## Do this
How many of the lines below contain "uacj"? Answer with that number alone.

## Material for this exercise
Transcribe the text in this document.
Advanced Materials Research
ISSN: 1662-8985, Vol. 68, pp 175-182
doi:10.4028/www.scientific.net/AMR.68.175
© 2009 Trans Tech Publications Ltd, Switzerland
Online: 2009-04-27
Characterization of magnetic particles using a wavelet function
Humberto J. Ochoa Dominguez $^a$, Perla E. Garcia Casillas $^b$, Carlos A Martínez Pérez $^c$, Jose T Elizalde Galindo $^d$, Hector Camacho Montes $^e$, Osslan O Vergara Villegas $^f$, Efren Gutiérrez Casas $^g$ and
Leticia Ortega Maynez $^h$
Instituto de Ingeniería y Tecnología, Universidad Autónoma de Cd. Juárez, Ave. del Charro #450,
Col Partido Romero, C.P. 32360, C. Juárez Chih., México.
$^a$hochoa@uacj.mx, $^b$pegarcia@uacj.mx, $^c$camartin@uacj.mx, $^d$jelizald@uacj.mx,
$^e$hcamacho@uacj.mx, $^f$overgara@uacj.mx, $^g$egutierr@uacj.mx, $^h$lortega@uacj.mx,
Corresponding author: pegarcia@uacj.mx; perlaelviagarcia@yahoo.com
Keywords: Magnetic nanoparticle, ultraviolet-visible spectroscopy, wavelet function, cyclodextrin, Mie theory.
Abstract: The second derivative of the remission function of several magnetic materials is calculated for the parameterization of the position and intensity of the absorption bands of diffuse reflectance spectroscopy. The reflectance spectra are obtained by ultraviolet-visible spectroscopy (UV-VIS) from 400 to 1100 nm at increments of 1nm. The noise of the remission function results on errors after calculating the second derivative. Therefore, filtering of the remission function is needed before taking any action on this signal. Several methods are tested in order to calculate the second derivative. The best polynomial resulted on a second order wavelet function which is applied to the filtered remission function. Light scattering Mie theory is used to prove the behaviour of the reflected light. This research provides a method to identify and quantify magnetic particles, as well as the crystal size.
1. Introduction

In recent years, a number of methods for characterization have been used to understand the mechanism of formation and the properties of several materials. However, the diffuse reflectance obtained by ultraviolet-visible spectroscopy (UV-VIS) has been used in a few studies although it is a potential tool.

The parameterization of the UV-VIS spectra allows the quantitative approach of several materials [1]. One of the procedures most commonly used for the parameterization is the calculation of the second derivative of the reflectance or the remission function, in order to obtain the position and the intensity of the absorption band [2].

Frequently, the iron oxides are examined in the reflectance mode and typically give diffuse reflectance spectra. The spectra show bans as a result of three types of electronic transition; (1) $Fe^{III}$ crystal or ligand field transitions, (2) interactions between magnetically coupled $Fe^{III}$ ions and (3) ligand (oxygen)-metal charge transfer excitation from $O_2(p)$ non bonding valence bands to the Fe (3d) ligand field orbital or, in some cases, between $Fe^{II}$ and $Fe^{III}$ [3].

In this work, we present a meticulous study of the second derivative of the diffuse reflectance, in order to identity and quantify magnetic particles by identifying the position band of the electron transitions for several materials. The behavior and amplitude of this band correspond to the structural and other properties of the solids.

## Output for this exercise
3